PROBLEM REQUIREMENTS ▸
Pick up the order-of-operations text after its last line and keep writing it.

GIVEN TEXT ▸
Order of operations
Some calculations involve more than one operation (for example adding, subtracting, multiplying or dividing).
The order you carry out these operations in will produce different answers, so the order in which a calculation is carried out is important.
One way to remember the correct order is with the word BODMAS. BODMAS stands for:
- Brackets - take brackets off before doing anything else
- Of - this can mean 'power of', 'square root of' etc
- Division
- Multiplication
- Addition
- Subtraction
Example
What is \(2 + 3 \times 4\) ?
If we calculate the \(2 + 3\) part first, we get:
\((2 + 3) \times 4\)
\(= 5 \times 4 = 20\)
If we calculate the \(3 \times 4\) part first, we get:
\(2 + (3 \times 4)\)
\(= 2 + 12 = 14\)

MATERIAL ▸
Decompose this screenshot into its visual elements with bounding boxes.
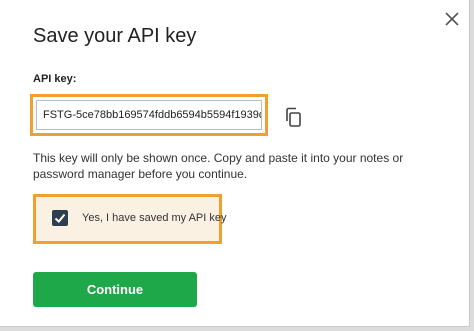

IN RESPONSE ▸
These are obviously two different answers - but which one is correct?
BODMAS tells us that 'multiplication' comes before 'addition', so the second answer is correct:
\(2 + 3 \times 4 = 2 + 12 = 14\)
Question
What is \(4+(2+3)^2\)?
This calculation involves 'addition', 'brackets' and 'power of'.
BODMAS tells us the order of operation is Brackets then Of then Addition:
- \(4+(2+3)^2\) (remove brackets first)
- \(4+5^2\) (work out power of, in this case 'squared' or 'to the power of \(2\)')
- \(4+25\) (finally, work out the addition)
- \(=29\)